═══ DATA PROVIDED ═══

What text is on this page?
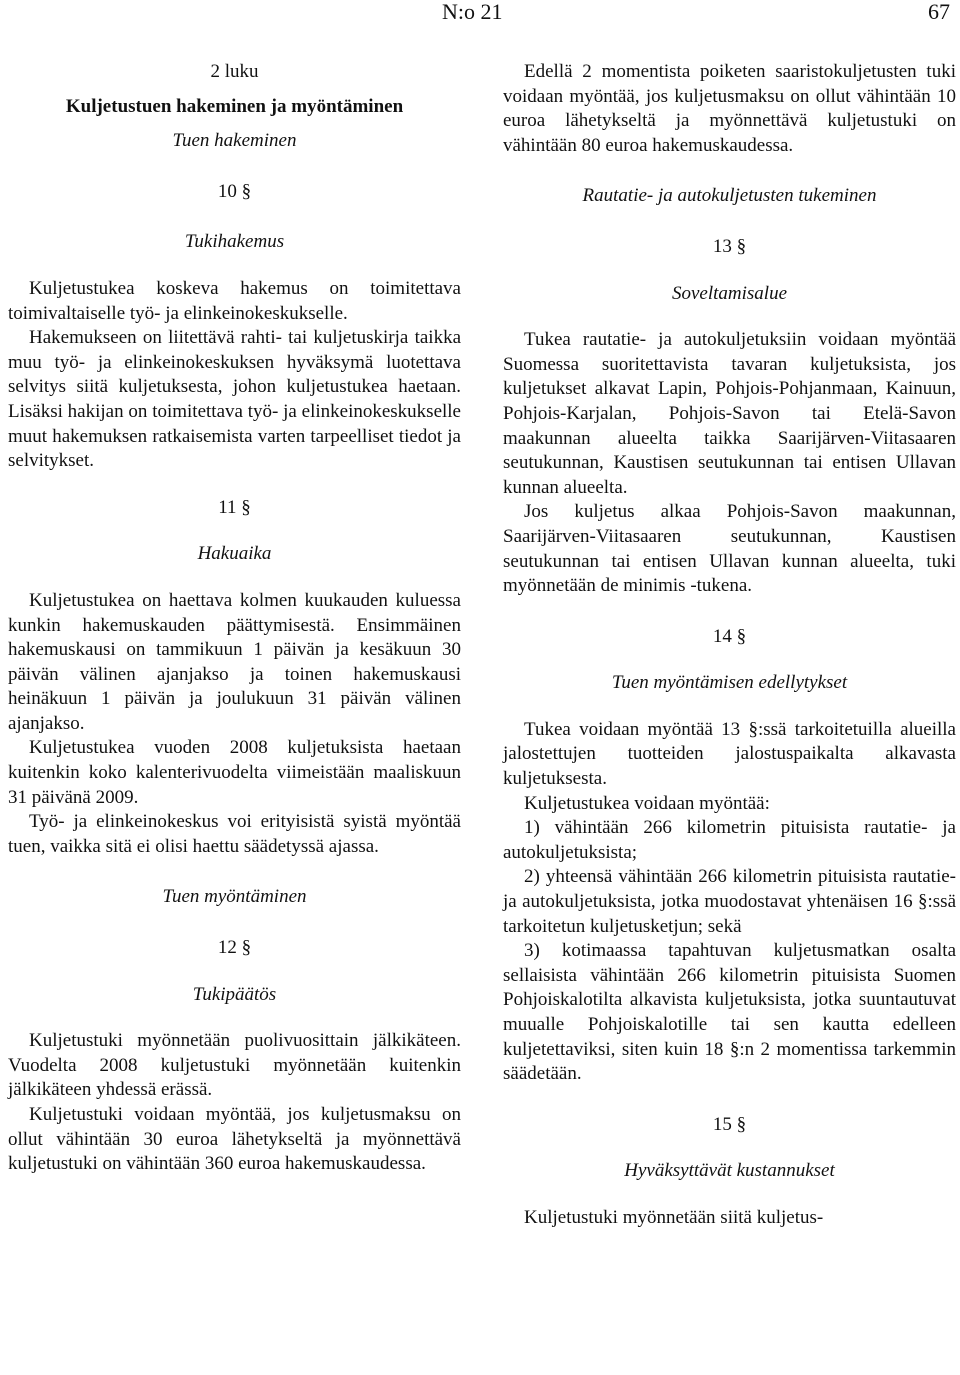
N:o 21	67
2 luku
Kuljetustuen hakeminen ja myöntäminen
Tuen hakeminen
10 §
Tukihakemus

Kuljetustukea koskeva hakemus on toimitettava toimivaltaiselle työ- ja elinkeinokeskukselle.

Hakemukseen on liitettävä rahti- tai kuljetuskirja taikka muu työ- ja elinkeinokeskuksen hyväksymä luotettava selvitys siitä kuljetuksesta, johon kuljetustukea haetaan. Lisäksi hakijan on toimitettava työ- ja elinkeinokeskukselle muut hakemuksen ratkaisemista varten tarpeelliset tiedot ja selvitykset.

11 §
Hakuaika

Kuljetustukea on haettava kolmen kuukauden kuluessa kunkin hakemuskauden päättymisestä. Ensimmäinen hakemuskausi on tammikuun 1 päivän ja kesäkuun 30 päivän välinen ajanjakso ja toinen hakemuskausi heinäkuun 1 päivän ja joulukuun 31 päivän välinen ajanjakso.

Kuljetustukea vuoden 2008 kuljetuksista haetaan kuitenkin koko kalenterivuodelta viimeistään maaliskuun 31 päivänä 2009.

Työ- ja elinkeinokeskus voi erityisistä syistä myöntää tuen, vaikka sitä ei olisi haettu säädetyssä ajassa.

Tuen myöntäminen
12 §
Tukipäätös

Kuljetustuki myönnetään puolivuosittain jälkikäteen. Vuodelta 2008 kuljetustuki myönnetään kuitenkin jälkikäteen yhdessä erässä.

Kuljetustuki voidaan myöntää, jos kuljetusmaksu on ollut vähintään 30 euroa lähetykseltä ja myönnettävä kuljetustuki on vähintään 360 euroa hakemuskaudessa.

Edellä 2 momentista poiketen saaristokuljetusten tuki voidaan myöntää, jos kuljetusmaksu on ollut vähintään 10 euroa lähetykseltä ja myönnettävä kuljetustuki on vähintään 80 euroa hakemuskaudessa.

Rautatie- ja autokuljetusten tukeminen
13 §
Soveltamisalue

Tukea rautatie- ja autokuljetuksiin voidaan myöntää Suomessa suoritettavista tavaran kuljetuksista, jos kuljetukset alkavat Lapin, Pohjois-Pohjanmaan, Kainuun, Pohjois-Karjalan, Pohjois-Savon tai Etelä-Savon maakunnan alueelta taikka Saarijärven-Viitasaaren seutukunnan, Kaustisen seutukunnan tai entisen Ullavan kunnan alueelta.

Jos kuljetus alkaa Pohjois-Savon maakunnan, Saarijärven-Viitasaaren seutukunnan, Kaustisen seutukunnan tai entisen Ullavan kunnan alueelta, tuki myönnetään de minimis -tukena.

14 §
Tuen myöntämisen edellytykset

Tukea voidaan myöntää 13 §:ssä tarkoitetuilla alueilla jalostettujen tuotteiden jalostuspaikalta alkavasta kuljetuksesta.

Kuljetustukea voidaan myöntää:

1) vähintään 266 kilometrin pituisista rautatie- ja autokuljetuksista;

2) yhteensä vähintään 266 kilometrin pituisista rautatie- ja autokuljetuksista, jotka muodostavat yhtenäisen 16 §:ssä tarkoitetun kuljetusketjun; sekä

3) kotimaassa tapahtuvan kuljetusmatkan osalta sellaisista vähintään 266 kilometrin pituisista Suomen Pohjoiskalotilta alkavista kuljetuksista, jotka suuntautuvat muualle Pohjoiskalotille tai sen kautta edelleen kuljetettaviksi, siten kuin 18 §:n 2 momentissa tarkemmin säädetään.

15 §
Hyväksyttävät kustannukset

Kuljetustuki myönnetään siitä kuljetus-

═══

SHORT PROBLEM ▸ Reproduce each entry precisely, dropping only the pictures.

FINAL RESULT ▸
What text is on this page?
N:o 21	67
2 luku
Kuljetustuen hakeminen ja myöntäminen
Tuen hakeminen
10 §
Tukihakemus

Kuljetustukea koskeva hakemus on toimitettava toimivaltaiselle työ- ja elinkeinokeskukselle.

Hakemukseen on liitettävä rahti- tai kuljetuskirja taikka muu työ- ja elinkeinokeskuksen hyväksymä luotettava selvitys siitä kuljetuksesta, johon kuljetustukea haetaan. Lisäksi hakijan on toimitettava työ- ja elinkeinokeskukselle muut hakemuksen ratkaisemista varten tarpeelliset tiedot ja selvitykset.

11 §
Hakuaika

Kuljetustukea on haettava kolmen kuukauden kuluessa kunkin hakemuskauden päättymisestä. Ensimmäinen hakemuskausi on tammikuun 1 päivän ja kesäkuun 30 päivän välinen ajanjakso ja toinen hakemuskausi heinäkuun 1 päivän ja joulukuun 31 päivän välinen ajanjakso.

Kuljetustukea vuoden 2008 kuljetuksista haetaan kuitenkin koko kalenterivuodelta viimeistään maaliskuun 31 päivänä 2009.

Työ- ja elinkeinokeskus voi erityisistä syistä myöntää tuen, vaikka sitä ei olisi haettu säädetyssä ajassa.

Tuen myöntäminen
12 §
Tukipäätös

Kuljetustuki myönnetään puolivuosittain jälkikäteen. Vuodelta 2008 kuljetustuki myönnetään kuitenkin jälkikäteen yhdessä erässä.

Kuljetustuki voidaan myöntää, jos kuljetusmaksu on ollut vähintään 30 euroa lähetykseltä ja myönnettävä kuljetustuki on vähintään 360 euroa hakemuskaudessa.

Edellä 2 momentista poiketen saaristokuljetusten tuki voidaan myöntää, jos kuljetusmaksu on ollut vähintään 10 euroa lähetykseltä ja myönnettävä kuljetustuki on vähintään 80 euroa hakemuskaudessa.

Rautatie- ja autokuljetusten tukeminen
13 §
Soveltamisalue

Tukea rautatie- ja autokuljetuksiin voidaan myöntää Suomessa suoritettavista tavaran kuljetuksista, jos kuljetukset alkavat Lapin, Pohjois-Pohjanmaan, Kainuun, Pohjois-Karjalan, Pohjois-Savon tai Etelä-Savon maakunnan alueelta taikka Saarijärven-Viitasaaren seutukunnan, Kaustisen seutukunnan tai entisen Ullavan kunnan alueelta.

Jos kuljetus alkaa Pohjois-Savon maakunnan, Saarijärven-Viitasaaren seutukunnan, Kaustisen seutukunnan tai entisen Ullavan kunnan alueelta, tuki myönnetään de minimis -tukena.

14 §
Tuen myöntämisen edellytykset

Tukea voidaan myöntää 13 §:ssä tarkoitetuilla alueilla jalostettujen tuotteiden jalostuspaikalta alkavasta kuljetuksesta.

Kuljetustukea voidaan myöntää:

1) vähintään 266 kilometrin pituisista rautatie- ja autokuljetuksista;

2) yhteensä vähintään 266 kilometrin pituisista rautatie- ja autokuljetuksista, jotka muodostavat yhtenäisen 16 §:ssä tarkoitetun kuljetusketjun; sekä

3) kotimaassa tapahtuvan kuljetusmatkan osalta sellaisista vähintään 266 kilometrin pituisista Suomen Pohjoiskalotilta alkavista kuljetuksista, jotka suuntautuvat muualle Pohjoiskalotille tai sen kautta edelleen kuljetettaviksi, siten kuin 18 §:n 2 momentissa tarkemmin säädetään.

15 §
Hyväksyttävät kustannukset

Kuljetustuki myönnetään siitä kuljetus-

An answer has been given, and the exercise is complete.